[Material to process]
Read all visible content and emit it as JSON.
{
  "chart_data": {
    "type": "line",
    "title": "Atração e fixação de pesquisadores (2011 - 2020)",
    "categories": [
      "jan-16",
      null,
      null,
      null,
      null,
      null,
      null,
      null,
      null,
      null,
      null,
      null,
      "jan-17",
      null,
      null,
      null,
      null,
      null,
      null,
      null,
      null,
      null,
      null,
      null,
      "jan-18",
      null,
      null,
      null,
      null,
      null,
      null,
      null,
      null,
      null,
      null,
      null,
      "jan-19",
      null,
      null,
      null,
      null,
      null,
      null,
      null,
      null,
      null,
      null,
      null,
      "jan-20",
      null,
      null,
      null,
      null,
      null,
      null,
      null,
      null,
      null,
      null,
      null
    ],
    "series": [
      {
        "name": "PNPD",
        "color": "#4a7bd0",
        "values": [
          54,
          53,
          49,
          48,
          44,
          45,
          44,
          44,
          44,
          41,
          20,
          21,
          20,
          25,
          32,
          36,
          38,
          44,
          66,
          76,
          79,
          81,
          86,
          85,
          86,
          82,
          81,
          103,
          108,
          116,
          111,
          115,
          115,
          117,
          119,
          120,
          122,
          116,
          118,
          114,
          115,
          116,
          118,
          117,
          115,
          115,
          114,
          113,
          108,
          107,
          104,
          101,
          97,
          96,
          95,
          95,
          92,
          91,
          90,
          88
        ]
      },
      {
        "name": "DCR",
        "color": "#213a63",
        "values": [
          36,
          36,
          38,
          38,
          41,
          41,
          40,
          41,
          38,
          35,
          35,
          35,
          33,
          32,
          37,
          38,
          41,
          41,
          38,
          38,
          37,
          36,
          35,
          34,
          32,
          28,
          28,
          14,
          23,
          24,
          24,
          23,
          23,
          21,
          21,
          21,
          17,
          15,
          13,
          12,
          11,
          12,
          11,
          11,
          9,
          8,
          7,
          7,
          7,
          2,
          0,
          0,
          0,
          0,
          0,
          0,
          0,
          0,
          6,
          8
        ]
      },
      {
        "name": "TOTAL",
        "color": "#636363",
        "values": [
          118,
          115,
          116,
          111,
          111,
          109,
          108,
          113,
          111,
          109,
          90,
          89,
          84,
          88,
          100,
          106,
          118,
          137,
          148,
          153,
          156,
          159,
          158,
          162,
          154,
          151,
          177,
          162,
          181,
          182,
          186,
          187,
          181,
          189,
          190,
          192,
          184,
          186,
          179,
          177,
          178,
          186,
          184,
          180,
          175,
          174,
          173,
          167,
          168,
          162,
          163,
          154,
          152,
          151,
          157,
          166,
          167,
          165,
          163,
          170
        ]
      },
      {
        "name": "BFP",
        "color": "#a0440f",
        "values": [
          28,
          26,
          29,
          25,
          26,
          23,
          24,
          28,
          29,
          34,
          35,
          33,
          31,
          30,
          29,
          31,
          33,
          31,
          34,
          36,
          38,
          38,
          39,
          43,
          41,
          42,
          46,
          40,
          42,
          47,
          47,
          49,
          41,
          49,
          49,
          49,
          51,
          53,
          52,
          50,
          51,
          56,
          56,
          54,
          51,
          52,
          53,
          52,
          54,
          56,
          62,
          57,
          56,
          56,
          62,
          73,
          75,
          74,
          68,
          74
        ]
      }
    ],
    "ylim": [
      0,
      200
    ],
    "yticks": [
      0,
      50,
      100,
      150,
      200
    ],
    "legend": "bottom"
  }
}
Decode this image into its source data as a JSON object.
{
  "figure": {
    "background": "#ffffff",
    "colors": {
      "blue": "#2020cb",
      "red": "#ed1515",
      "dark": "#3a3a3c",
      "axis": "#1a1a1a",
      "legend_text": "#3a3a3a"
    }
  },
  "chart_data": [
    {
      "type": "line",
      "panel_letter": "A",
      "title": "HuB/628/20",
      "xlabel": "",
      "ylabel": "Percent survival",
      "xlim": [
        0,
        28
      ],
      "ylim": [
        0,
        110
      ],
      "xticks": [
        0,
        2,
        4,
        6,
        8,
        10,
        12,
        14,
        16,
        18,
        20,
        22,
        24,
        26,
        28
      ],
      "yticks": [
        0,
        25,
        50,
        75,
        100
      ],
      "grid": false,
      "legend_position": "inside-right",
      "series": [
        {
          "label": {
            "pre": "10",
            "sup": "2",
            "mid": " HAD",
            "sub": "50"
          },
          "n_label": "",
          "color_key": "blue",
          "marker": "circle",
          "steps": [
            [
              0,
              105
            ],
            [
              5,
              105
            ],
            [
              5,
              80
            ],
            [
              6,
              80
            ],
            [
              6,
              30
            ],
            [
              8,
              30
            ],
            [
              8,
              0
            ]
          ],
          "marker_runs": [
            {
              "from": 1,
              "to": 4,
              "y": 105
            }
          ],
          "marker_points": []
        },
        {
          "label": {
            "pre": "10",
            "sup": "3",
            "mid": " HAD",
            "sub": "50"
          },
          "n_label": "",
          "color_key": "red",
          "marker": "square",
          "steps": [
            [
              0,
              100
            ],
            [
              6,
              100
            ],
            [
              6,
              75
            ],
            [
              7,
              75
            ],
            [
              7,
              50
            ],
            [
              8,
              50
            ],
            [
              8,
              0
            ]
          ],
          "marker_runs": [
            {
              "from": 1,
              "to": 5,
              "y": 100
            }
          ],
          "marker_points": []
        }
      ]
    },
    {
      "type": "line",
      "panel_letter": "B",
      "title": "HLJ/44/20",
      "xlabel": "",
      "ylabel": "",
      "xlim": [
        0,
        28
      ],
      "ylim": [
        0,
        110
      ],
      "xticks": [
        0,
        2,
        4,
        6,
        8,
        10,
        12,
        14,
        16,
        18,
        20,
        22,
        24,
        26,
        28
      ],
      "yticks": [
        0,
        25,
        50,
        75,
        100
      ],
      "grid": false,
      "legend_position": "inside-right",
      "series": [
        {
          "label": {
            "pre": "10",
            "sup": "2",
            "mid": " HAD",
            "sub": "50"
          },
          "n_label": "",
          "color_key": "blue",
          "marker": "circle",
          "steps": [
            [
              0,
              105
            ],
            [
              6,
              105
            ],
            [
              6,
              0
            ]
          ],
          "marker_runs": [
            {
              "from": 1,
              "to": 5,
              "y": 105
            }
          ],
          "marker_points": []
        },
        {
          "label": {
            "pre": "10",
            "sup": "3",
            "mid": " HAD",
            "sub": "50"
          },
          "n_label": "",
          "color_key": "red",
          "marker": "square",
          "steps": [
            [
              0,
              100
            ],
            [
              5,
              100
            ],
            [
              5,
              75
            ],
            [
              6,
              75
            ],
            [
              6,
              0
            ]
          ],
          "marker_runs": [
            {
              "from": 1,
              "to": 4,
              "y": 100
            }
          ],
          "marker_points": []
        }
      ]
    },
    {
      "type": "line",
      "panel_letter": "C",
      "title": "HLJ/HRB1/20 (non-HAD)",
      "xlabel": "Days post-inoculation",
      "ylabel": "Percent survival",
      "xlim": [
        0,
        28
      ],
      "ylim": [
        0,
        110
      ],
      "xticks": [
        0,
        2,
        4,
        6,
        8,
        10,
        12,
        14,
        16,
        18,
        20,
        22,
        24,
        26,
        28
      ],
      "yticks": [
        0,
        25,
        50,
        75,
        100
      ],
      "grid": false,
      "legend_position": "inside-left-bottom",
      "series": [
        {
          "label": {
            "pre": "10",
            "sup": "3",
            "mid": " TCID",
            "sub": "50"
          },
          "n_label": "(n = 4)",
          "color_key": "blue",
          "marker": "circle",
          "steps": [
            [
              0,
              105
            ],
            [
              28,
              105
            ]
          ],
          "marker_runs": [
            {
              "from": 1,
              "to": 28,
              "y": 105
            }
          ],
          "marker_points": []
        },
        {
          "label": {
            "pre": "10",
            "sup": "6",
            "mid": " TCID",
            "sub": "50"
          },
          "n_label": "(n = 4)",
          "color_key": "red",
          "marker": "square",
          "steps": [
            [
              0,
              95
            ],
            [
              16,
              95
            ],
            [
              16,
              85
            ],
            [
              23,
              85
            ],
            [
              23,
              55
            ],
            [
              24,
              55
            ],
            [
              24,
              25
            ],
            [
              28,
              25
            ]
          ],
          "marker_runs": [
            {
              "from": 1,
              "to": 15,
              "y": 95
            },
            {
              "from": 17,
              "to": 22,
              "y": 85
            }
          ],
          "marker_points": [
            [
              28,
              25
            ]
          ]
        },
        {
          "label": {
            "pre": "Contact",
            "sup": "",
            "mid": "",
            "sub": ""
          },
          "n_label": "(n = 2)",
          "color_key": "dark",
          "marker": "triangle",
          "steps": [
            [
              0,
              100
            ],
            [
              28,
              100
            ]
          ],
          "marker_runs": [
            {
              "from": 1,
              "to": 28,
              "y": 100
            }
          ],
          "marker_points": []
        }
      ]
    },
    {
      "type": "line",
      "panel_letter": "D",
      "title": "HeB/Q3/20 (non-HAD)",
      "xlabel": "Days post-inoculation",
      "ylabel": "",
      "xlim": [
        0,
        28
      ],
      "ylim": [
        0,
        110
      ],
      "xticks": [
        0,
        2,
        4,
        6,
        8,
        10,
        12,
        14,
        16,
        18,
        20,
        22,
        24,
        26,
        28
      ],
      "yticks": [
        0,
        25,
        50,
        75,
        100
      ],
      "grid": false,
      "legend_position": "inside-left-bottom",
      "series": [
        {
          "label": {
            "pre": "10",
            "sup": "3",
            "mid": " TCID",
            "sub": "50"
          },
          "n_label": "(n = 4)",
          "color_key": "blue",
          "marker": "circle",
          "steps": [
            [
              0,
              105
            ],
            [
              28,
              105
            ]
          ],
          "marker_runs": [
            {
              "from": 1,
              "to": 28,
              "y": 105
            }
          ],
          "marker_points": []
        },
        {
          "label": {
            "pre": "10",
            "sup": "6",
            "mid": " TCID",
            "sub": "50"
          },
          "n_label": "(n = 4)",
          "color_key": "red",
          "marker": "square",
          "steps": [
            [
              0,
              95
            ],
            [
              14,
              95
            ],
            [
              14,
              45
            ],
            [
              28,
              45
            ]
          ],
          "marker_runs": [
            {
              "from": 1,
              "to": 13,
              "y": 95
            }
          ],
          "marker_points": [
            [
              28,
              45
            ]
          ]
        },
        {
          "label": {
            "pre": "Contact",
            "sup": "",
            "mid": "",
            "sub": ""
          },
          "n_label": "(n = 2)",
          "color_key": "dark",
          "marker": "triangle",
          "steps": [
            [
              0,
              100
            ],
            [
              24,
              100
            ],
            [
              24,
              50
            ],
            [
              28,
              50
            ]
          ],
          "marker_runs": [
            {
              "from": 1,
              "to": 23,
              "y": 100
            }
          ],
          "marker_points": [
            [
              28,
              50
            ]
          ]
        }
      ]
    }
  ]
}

[Directive] Say how many lines in the entries contain the string "title", and say nothing else.

[Result of this exercise] 5